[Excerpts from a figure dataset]
○ ○ ○
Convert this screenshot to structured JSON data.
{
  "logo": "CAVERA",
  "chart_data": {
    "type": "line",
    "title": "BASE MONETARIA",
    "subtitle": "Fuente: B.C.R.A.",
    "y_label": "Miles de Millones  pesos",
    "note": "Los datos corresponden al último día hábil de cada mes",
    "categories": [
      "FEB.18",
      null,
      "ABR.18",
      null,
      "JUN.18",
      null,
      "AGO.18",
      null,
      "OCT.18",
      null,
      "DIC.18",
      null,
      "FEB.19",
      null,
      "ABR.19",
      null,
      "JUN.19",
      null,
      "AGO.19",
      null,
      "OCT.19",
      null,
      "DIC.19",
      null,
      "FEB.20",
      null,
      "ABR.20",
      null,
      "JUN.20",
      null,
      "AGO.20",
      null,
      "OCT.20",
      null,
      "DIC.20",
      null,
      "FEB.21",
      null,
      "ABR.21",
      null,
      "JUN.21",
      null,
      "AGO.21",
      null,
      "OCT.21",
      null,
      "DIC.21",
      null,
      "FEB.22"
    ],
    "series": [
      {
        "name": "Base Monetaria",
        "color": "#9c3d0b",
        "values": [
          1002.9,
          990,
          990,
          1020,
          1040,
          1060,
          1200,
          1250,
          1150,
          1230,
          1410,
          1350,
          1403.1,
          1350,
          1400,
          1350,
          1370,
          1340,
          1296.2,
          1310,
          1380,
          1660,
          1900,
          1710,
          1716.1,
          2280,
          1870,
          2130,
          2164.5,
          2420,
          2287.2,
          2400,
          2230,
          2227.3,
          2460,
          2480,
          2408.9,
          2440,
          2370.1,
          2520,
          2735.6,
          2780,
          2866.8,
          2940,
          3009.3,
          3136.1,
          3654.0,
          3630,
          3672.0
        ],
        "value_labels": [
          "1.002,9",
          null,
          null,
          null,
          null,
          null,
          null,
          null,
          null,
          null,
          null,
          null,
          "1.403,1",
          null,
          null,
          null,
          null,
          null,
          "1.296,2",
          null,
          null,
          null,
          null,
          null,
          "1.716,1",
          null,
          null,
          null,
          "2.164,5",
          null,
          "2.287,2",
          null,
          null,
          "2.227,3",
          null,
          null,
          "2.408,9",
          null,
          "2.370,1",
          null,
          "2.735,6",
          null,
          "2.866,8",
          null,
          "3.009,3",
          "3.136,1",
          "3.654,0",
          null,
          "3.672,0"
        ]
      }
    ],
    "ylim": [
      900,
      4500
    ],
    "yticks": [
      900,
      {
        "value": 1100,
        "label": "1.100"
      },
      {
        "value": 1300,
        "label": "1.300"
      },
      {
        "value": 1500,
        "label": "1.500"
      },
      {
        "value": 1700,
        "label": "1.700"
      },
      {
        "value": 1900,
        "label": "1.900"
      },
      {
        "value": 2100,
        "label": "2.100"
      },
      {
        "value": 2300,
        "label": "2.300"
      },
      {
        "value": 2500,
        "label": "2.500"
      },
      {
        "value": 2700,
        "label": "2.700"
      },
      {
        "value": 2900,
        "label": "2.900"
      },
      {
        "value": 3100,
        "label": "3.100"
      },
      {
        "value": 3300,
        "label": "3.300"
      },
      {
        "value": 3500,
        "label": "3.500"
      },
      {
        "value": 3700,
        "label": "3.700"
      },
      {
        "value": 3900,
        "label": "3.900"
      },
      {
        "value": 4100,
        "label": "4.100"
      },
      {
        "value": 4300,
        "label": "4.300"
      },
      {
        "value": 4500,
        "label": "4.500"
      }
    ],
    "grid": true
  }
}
○ ○ ○
Repeat the material above exactly.

Convert this screenshot to structured JSON data.
{
  "logo": "CAVERA",
  "chart_data": {
    "type": "line",
    "title": "BASE MONETARIA",
    "subtitle": "Fuente: B.C.R.A.",
    "y_label": "Miles de Millones  pesos",
    "note": "Los datos corresponden al último día hábil de cada mes",
    "categories": [
      "FEB.18",
      null,
      "ABR.18",
      null,
      "JUN.18",
      null,
      "AGO.18",
      null,
      "OCT.18",
      null,
      "DIC.18",
      null,
      "FEB.19",
      null,
      "ABR.19",
      null,
      "JUN.19",
      null,
      "AGO.19",
      null,
      "OCT.19",
      null,
      "DIC.19",
      null,
      "FEB.20",
      null,
      "ABR.20",
      null,
      "JUN.20",
      null,
      "AGO.20",
      null,
      "OCT.20",
      null,
      "DIC.20",
      null,
      "FEB.21",
      null,
      "ABR.21",
      null,
      "JUN.21",
      null,
      "AGO.21",
      null,
      "OCT.21",
      null,
      "DIC.21",
      null,
      "FEB.22"
    ],
    "series": [
      {
        "name": "Base Monetaria",
        "color": "#9c3d0b",
        "values": [
          1002.9,
          990,
          990,
          1020,
          1040,
          1060,
          1200,
          1250,
          1150,
          1230,
          1410,
          1350,
          1403.1,
          1350,
          1400,
          1350,
          1370,
          1340,
          1296.2,
          1310,
          1380,
          1660,
          1900,
          1710,
          1716.1,
          2280,
          1870,
          2130,
          2164.5,
          2420,
          2287.2,
          2400,
          2230,
          2227.3,
          2460,
          2480,
          2408.9,
          2440,
          2370.1,
          2520,
          2735.6,
          2780,
          2866.8,
          2940,
          3009.3,
          3136.1,
          3654.0,
          3630,
          3672.0
        ],
        "value_labels": [
          "1.002,9",
          null,
          null,
          null,
          null,
          null,
          null,
          null,
          null,
          null,
          null,
          null,
          "1.403,1",
          null,
          null,
          null,
          null,
          null,
          "1.296,2",
          null,
          null,
          null,
          null,
          null,
          "1.716,1",
          null,
          null,
          null,
          "2.164,5",
          null,
          "2.287,2",
          null,
          null,
          "2.227,3",
          null,
          null,
          "2.408,9",
          null,
          "2.370,1",
          null,
          "2.735,6",
          null,
          "2.866,8",
          null,
          "3.009,3",
          "3.136,1",
          "3.654,0",
          null,
          "3.672,0"
        ]
      }
    ],
    "ylim": [
      900,
      4500
    ],
    "yticks": [
      900,
      {
        "value": 1100,
        "label": "1.100"
      },
      {
        "value": 1300,
        "label": "1.300"
      },
      {
        "value": 1500,
        "label": "1.500"
      },
      {
        "value": 1700,
        "label": "1.700"
      },
      {
        "value": 1900,
        "label": "1.900"
      },
      {
        "value": 2100,
        "label": "2.100"
      },
      {
        "value": 2300,
        "label": "2.300"
      },
      {
        "value": 2500,
        "label": "2.500"
      },
      {
        "value": 2700,
        "label": "2.700"
      },
      {
        "value": 2900,
        "label": "2.900"
      },
      {
        "value": 3100,
        "label": "3.100"
      },
      {
        "value": 3300,
        "label": "3.300"
      },
      {
        "value": 3500,
        "label": "3.500"
      },
      {
        "value": 3700,
        "label": "3.700"
      },
      {
        "value": 3900,
        "label": "3.900"
      },
      {
        "value": 4100,
        "label": "4.100"
      },
      {
        "value": 4300,
        "label": "4.300"
      },
      {
        "value": 4500,
        "label": "4.500"
      }
    ],
    "grid": true
  }
}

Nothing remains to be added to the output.